§ **TASK DESCRIPTION**
Pick out each line of the records that includes the string "database", and copy it.

§ **DATA SECTION**
--- --- ---
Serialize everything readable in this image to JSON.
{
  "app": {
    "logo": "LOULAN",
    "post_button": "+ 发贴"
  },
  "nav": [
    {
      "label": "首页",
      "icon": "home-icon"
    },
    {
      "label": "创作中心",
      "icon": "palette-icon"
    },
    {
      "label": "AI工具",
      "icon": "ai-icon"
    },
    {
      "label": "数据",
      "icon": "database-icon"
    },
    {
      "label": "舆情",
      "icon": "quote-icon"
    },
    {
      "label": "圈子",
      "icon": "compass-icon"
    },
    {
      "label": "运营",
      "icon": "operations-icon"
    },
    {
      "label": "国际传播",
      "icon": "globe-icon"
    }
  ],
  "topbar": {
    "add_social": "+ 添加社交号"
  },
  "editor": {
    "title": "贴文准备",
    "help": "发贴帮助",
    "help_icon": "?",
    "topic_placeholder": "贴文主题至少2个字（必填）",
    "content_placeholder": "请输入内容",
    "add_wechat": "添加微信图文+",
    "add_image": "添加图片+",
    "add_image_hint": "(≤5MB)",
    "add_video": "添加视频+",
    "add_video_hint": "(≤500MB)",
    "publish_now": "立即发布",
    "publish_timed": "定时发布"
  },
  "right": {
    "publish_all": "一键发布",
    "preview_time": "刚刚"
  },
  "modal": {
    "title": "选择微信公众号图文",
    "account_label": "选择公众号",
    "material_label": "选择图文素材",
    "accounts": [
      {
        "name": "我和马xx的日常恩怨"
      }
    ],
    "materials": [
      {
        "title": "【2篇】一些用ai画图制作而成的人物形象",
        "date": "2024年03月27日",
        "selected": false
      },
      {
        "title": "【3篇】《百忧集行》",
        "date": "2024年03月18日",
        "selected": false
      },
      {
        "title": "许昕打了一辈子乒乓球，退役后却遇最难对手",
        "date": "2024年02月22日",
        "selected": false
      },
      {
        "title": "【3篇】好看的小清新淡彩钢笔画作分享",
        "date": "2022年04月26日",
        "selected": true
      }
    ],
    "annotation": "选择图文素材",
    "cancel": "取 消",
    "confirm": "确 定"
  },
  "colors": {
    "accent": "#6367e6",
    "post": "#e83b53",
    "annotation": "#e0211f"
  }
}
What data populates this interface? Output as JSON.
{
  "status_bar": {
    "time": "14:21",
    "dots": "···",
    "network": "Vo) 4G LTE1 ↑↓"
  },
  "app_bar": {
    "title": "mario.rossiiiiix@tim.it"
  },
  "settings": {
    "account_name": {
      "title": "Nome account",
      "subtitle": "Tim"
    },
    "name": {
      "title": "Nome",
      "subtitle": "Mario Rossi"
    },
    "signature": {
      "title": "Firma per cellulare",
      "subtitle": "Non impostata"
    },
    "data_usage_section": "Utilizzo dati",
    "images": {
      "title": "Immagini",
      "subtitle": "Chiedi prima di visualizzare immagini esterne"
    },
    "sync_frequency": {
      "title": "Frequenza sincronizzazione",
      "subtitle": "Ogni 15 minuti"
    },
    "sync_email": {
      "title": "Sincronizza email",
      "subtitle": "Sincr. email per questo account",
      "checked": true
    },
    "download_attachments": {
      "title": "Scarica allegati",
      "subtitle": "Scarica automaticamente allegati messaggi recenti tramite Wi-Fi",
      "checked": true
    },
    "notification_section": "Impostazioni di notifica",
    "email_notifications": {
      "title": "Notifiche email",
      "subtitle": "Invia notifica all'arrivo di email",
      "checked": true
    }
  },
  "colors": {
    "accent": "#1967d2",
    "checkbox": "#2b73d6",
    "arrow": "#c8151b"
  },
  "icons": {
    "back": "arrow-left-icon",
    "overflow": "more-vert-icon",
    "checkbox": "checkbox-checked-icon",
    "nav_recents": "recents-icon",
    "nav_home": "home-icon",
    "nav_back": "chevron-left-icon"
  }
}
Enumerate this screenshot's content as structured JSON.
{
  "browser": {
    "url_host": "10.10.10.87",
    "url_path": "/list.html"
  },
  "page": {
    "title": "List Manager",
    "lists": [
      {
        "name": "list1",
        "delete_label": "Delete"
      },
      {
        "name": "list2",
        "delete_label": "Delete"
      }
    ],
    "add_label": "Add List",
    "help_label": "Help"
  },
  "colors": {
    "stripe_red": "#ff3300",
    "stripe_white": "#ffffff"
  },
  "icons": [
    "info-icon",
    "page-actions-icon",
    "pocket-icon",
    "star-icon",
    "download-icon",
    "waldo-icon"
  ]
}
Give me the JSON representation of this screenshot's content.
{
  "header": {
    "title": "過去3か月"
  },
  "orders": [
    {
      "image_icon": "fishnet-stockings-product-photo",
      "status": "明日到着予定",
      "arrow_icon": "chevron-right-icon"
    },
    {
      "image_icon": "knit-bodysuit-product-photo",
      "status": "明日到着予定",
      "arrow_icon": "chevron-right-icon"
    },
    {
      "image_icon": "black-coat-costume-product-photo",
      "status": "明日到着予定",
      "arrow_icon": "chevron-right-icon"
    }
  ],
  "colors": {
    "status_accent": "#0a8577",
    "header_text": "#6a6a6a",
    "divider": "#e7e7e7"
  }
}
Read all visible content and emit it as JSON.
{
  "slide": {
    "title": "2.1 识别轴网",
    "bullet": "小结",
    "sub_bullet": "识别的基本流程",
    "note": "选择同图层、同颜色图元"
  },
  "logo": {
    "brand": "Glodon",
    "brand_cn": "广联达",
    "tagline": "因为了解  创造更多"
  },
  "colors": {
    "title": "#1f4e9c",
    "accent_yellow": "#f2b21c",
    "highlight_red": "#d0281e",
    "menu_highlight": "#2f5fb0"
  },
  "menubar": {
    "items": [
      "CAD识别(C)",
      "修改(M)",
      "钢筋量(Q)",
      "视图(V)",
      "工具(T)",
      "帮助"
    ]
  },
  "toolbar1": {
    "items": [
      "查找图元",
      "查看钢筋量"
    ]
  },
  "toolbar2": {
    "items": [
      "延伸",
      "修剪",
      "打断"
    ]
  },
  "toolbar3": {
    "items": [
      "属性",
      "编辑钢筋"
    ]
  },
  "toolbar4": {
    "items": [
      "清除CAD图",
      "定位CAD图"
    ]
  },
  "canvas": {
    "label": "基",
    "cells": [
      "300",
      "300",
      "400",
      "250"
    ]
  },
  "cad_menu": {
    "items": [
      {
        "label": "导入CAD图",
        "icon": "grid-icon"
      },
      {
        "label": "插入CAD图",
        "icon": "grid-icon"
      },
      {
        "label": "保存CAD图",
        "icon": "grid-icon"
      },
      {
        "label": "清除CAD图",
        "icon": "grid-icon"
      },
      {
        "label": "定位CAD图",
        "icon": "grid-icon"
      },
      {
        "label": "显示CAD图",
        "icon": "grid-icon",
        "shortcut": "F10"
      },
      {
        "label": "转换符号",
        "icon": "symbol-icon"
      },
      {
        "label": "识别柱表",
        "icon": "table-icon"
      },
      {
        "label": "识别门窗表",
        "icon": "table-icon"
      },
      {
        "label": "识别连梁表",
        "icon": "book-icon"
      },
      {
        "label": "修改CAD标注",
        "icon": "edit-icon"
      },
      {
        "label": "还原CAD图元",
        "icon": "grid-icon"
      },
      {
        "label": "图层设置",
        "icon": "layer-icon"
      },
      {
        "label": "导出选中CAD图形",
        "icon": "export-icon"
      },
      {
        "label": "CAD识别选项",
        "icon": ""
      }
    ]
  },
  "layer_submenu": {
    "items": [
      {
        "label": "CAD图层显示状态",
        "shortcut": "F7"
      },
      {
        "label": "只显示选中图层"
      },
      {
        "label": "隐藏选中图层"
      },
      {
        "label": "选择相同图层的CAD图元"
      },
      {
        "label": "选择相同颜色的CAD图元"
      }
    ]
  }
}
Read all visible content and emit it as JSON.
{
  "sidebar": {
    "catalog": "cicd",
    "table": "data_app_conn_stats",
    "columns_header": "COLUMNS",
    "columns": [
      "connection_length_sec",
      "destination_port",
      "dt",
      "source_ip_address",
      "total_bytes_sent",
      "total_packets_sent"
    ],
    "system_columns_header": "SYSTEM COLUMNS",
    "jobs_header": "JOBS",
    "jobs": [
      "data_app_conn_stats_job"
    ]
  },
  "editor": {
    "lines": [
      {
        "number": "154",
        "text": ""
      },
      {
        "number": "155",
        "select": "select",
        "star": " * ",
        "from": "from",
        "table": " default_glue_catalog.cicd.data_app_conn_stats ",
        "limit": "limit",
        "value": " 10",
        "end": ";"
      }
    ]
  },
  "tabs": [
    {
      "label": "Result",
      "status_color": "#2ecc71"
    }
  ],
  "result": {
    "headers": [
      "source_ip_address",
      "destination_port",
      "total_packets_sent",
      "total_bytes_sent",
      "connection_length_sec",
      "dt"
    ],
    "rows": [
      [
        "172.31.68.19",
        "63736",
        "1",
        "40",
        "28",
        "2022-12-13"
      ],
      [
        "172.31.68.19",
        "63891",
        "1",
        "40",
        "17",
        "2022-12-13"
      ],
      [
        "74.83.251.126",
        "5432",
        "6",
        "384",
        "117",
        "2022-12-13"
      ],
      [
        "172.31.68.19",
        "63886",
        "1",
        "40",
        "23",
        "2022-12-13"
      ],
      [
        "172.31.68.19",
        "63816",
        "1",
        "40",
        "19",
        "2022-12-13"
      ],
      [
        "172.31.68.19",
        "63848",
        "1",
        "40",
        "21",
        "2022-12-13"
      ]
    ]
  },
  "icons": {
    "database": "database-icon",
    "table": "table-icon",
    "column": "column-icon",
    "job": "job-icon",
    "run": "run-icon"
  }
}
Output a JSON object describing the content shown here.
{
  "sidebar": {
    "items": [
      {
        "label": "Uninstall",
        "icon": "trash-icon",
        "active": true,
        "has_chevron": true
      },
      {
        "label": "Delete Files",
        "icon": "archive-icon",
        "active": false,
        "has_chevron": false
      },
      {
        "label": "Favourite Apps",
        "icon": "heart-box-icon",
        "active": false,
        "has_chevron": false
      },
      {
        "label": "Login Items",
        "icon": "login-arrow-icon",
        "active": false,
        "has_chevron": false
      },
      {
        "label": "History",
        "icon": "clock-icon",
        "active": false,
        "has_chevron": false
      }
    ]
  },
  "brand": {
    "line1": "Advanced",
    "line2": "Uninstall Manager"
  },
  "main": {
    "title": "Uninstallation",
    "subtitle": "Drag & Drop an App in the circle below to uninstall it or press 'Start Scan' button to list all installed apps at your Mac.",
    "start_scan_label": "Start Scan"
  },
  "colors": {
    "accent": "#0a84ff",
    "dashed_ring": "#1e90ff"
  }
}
--- --- ---
§ **ANSWER TO THE EXERCISE**
      "icon": "database-icon"
    "database": "database-icon",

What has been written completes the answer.